Annotated element listing:
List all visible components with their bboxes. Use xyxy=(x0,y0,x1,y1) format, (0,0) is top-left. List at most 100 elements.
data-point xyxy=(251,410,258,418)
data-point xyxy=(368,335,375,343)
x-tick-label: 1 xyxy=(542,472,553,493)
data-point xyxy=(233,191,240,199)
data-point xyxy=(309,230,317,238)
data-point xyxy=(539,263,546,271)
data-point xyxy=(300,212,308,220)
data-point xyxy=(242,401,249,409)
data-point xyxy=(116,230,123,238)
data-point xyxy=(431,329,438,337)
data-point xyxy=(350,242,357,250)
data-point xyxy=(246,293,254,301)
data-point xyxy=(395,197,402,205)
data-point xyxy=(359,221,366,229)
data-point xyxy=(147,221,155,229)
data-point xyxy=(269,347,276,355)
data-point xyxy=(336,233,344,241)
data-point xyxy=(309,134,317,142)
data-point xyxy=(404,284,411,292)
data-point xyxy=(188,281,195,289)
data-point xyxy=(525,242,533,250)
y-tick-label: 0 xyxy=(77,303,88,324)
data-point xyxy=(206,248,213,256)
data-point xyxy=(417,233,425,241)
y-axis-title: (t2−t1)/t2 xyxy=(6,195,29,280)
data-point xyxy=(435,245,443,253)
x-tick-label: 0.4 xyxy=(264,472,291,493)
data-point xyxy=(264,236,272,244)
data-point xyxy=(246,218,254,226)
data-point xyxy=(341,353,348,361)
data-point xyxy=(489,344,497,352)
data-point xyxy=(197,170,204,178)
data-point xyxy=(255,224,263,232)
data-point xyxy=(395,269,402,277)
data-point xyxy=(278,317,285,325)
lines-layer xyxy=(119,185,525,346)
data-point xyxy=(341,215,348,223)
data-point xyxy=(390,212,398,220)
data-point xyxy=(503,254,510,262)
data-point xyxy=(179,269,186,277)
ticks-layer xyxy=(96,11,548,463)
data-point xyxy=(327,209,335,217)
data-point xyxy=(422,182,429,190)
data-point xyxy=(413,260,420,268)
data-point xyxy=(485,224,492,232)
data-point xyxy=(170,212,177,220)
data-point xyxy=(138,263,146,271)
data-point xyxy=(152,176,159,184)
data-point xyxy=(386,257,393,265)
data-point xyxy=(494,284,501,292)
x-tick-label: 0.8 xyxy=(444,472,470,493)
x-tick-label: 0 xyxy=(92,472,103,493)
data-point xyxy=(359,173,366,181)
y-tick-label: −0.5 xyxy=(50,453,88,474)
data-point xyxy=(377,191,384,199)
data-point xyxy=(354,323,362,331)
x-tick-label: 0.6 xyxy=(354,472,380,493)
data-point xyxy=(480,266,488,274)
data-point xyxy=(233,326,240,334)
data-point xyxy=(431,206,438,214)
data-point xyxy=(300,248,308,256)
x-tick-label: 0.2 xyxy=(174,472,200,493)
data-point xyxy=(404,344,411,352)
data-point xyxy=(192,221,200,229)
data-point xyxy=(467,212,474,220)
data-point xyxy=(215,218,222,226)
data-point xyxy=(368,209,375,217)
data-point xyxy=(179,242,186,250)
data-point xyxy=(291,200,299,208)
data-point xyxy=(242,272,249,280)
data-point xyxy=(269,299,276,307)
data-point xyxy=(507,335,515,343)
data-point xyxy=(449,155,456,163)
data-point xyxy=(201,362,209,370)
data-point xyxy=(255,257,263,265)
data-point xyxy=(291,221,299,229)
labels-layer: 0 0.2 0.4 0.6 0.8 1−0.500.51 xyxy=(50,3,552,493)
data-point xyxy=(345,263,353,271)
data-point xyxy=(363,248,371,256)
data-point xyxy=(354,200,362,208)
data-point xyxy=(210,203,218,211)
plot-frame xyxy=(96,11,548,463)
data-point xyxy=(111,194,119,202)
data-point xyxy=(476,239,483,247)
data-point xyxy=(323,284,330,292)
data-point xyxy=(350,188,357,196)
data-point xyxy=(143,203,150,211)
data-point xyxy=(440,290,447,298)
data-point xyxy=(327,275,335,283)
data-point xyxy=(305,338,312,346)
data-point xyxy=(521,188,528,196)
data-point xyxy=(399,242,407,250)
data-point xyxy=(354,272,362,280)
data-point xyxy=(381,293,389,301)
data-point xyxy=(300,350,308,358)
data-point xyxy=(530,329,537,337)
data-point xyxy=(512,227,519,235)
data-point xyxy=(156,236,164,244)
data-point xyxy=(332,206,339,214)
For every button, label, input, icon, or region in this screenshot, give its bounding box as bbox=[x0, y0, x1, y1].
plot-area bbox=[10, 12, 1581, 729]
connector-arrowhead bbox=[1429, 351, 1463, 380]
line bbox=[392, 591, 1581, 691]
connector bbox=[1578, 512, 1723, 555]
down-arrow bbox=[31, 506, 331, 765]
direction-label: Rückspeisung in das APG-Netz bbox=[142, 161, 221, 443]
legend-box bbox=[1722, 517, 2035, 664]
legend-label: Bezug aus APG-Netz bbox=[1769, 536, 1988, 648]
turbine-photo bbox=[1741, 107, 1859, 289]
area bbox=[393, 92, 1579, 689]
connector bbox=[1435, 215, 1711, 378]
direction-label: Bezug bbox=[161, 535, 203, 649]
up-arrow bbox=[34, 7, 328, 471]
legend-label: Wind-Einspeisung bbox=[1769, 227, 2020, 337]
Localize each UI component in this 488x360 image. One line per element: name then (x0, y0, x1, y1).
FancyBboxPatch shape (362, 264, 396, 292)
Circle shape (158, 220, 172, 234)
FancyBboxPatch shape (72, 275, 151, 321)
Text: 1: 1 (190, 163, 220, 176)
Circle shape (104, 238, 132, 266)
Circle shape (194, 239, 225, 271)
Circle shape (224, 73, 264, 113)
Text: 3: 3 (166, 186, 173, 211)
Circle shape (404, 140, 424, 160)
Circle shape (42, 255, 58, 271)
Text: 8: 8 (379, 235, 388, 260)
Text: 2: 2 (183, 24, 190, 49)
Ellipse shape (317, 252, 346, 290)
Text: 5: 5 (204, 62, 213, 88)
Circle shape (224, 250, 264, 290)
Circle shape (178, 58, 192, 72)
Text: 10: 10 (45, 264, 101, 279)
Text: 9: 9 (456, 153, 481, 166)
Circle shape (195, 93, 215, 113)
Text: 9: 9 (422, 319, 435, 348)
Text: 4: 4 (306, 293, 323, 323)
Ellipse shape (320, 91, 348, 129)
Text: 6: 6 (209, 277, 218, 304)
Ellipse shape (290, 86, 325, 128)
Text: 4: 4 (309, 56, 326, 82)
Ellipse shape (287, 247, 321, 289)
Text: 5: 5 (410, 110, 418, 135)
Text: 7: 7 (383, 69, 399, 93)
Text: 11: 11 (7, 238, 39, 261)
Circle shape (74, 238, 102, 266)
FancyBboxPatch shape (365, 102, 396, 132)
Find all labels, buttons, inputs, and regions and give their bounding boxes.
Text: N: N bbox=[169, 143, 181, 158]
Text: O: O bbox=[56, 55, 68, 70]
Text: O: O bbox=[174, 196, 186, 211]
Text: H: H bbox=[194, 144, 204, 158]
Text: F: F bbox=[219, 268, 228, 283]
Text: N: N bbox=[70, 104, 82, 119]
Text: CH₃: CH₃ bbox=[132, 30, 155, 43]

AIM OF THE EXERCISE:
Put every line of the listing above into a numbered list, omitting any blank lines.

EXERCISE SOLUTION:
1. List all visible components with their bboxes. Use xyxy=(x0,y0,x1,y1) format, (0,0) is top-left. List at most 100 elements.
2. data-point xyxy=(251,410,258,418)
3. data-point xyxy=(368,335,375,343)
4. x-tick-label: 1 xyxy=(542,472,553,493)
5. data-point xyxy=(233,191,240,199)
6. data-point xyxy=(309,230,317,238)
7. data-point xyxy=(539,263,546,271)
8. data-point xyxy=(300,212,308,220)
9. data-point xyxy=(242,401,249,409)
10. data-point xyxy=(116,230,123,238)
11. data-point xyxy=(431,329,438,337)
12. data-point xyxy=(350,242,357,250)
13. data-point xyxy=(246,293,254,301)
14. data-point xyxy=(395,197,402,205)
15. data-point xyxy=(359,221,366,229)
16. data-point xyxy=(147,221,155,229)
17. data-point xyxy=(269,347,276,355)
18. data-point xyxy=(336,233,344,241)
19. data-point xyxy=(309,134,317,142)
20. data-point xyxy=(404,284,411,292)
21. data-point xyxy=(188,281,195,289)
22. data-point xyxy=(525,242,533,250)
23. y-tick-label: 0 xyxy=(77,303,88,324)
24. data-point xyxy=(206,248,213,256)
25. data-point xyxy=(417,233,425,241)
26. y-axis-title: (t2−t1)/t2 xyxy=(6,195,29,280)
27. data-point xyxy=(435,245,443,253)
28. x-tick-label: 0.4 xyxy=(264,472,291,493)
29. data-point xyxy=(264,236,272,244)
30. data-point xyxy=(246,218,254,226)
31. data-point xyxy=(341,353,348,361)
32. data-point xyxy=(489,344,497,352)
33. data-point xyxy=(197,170,204,178)
34. data-point xyxy=(255,224,263,232)
35. data-point xyxy=(395,269,402,277)
36. data-point xyxy=(278,317,285,325)
37. lines-layer xyxy=(119,185,525,346)
38. data-point xyxy=(341,215,348,223)
39. data-point xyxy=(390,212,398,220)
40. data-point xyxy=(503,254,510,262)
41. data-point xyxy=(179,269,186,277)
42. ticks-layer xyxy=(96,11,548,463)
43. data-point xyxy=(327,209,335,217)
44. data-point xyxy=(422,182,429,190)
45. data-point xyxy=(413,260,420,268)
46. data-point xyxy=(485,224,492,232)
47. data-point xyxy=(170,212,177,220)
48. data-point xyxy=(138,263,146,271)
49. data-point xyxy=(152,176,159,184)
50. data-point xyxy=(386,257,393,265)
51. data-point xyxy=(494,284,501,292)
52. x-tick-label: 0.8 xyxy=(444,472,470,493)
53. x-tick-label: 0 xyxy=(92,472,103,493)
54. data-point xyxy=(359,173,366,181)
55. y-tick-label: −0.5 xyxy=(50,453,88,474)
56. data-point xyxy=(377,191,384,199)
57. data-point xyxy=(354,323,362,331)
58. x-tick-label: 0.6 xyxy=(354,472,380,493)
59. data-point xyxy=(480,266,488,274)
60. data-point xyxy=(233,326,240,334)
61. data-point xyxy=(431,206,438,214)
62. data-point xyxy=(300,248,308,256)
63. x-tick-label: 0.2 xyxy=(174,472,200,493)
64. data-point xyxy=(404,344,411,352)
65. data-point xyxy=(192,221,200,229)
66. data-point xyxy=(467,212,474,220)
67. data-point xyxy=(215,218,222,226)
68. data-point xyxy=(368,209,375,217)
69. data-point xyxy=(179,242,186,250)
70. data-point xyxy=(291,200,299,208)
71. data-point xyxy=(242,272,249,280)
72. data-point xyxy=(269,299,276,307)
73. data-point xyxy=(507,335,515,343)
74. data-point xyxy=(449,155,456,163)
75. data-point xyxy=(201,362,209,370)
76. data-point xyxy=(255,257,263,265)
77. data-point xyxy=(291,221,299,229)
78. labels-layer: 0 0.2 0.4 0.6 0.8 1−0.500.51 xyxy=(50,3,552,493)
79. data-point xyxy=(345,263,353,271)
80. data-point xyxy=(363,248,371,256)
81. data-point xyxy=(354,200,362,208)
82. data-point xyxy=(210,203,218,211)
83. plot-frame xyxy=(96,11,548,463)
84. data-point xyxy=(111,194,119,202)
85. data-point xyxy=(476,239,483,247)
86. data-point xyxy=(323,284,330,292)
87. data-point xyxy=(350,188,357,196)
88. data-point xyxy=(143,203,150,211)
89. data-point xyxy=(440,290,447,298)
90. data-point xyxy=(327,275,335,283)
91. data-point xyxy=(305,338,312,346)
92. data-point xyxy=(521,188,528,196)
93. data-point xyxy=(399,242,407,250)
94. data-point xyxy=(354,272,362,280)
95. data-point xyxy=(381,293,389,301)
96. data-point xyxy=(300,350,308,358)
97. data-point xyxy=(530,329,537,337)
98. data-point xyxy=(512,227,519,235)
99. data-point xyxy=(156,236,164,244)
100. data-point xyxy=(332,206,339,214)
101. For every button, label, input, icon, or region in this screenshot, give its bounding box as bbox=[x0, y0, x1, y1].
102. plot-area bbox=[10, 12, 1581, 729]
103. connector-arrowhead bbox=[1429, 351, 1463, 380]
104. line bbox=[392, 591, 1581, 691]
105. connector bbox=[1578, 512, 1723, 555]
106. down-arrow bbox=[31, 506, 331, 765]
107. direction-label: Rückspeisung in das APG-Netz bbox=[142, 161, 221, 443]
108. legend-box bbox=[1722, 517, 2035, 664]
109. legend-label: Bezug aus APG-Netz bbox=[1769, 536, 1988, 648]
110. turbine-photo bbox=[1741, 107, 1859, 289]
111. area bbox=[393, 92, 1579, 689]
112. connector bbox=[1435, 215, 1711, 378]
113. direction-label: Bezug bbox=[161, 535, 203, 649]
114. up-arrow bbox=[34, 7, 328, 471]
115. legend-label: Wind-Einspeisung bbox=[1769, 227, 2020, 337]
116. Localize each UI component in this 488x360 image. One line per element: name then (x0, y0, x1, y1).
117. FancyBboxPatch shape (362, 264, 396, 292)
118. Circle shape (158, 220, 172, 234)
119. FancyBboxPatch shape (72, 275, 151, 321)
120. Text: 1: 1 (190, 163, 220, 176)
121. Circle shape (104, 238, 132, 266)
122. Circle shape (194, 239, 225, 271)
123. Circle shape (224, 73, 264, 113)
124. Text: 3: 3 (166, 186, 173, 211)
125. Circle shape (404, 140, 424, 160)
126. Circle shape (42, 255, 58, 271)
127. Text: 8: 8 (379, 235, 388, 260)
128. Text: 2: 2 (183, 24, 190, 49)
129. Ellipse shape (317, 252, 346, 290)
130. Text: 5: 5 (204, 62, 213, 88)
131. Circle shape (224, 250, 264, 290)
132. Circle shape (178, 58, 192, 72)
133. Text: 10: 10 (45, 264, 101, 279)
134. Text: 9: 9 (456, 153, 481, 166)
135. Circle shape (195, 93, 215, 113)
136. Text: 9: 9 (422, 319, 435, 348)
137. Text: 4: 4 (306, 293, 323, 323)
138. Ellipse shape (320, 91, 348, 129)
139. Text: 6: 6 (209, 277, 218, 304)
140. Ellipse shape (290, 86, 325, 128)
141. Text: 4: 4 (309, 56, 326, 82)
142. Ellipse shape (287, 247, 321, 289)
143. Text: 5: 5 (410, 110, 418, 135)
144. Text: 7: 7 (383, 69, 399, 93)
145. Text: 11: 11 (7, 238, 39, 261)
146. Circle shape (74, 238, 102, 266)
147. FancyBboxPatch shape (365, 102, 396, 132)
148. Find all labels, buttons, inputs, and regions and give their bounding boxes.
149. Text: N: N bbox=[169, 143, 181, 158]
150. Text: O: O bbox=[56, 55, 68, 70]
151. Text: O: O bbox=[174, 196, 186, 211]
152. Text: H: H bbox=[194, 144, 204, 158]
153. Text: F: F bbox=[219, 268, 228, 283]
154. Text: N: N bbox=[70, 104, 82, 119]
155. Text: CH₃: CH₃ bbox=[132, 30, 155, 43]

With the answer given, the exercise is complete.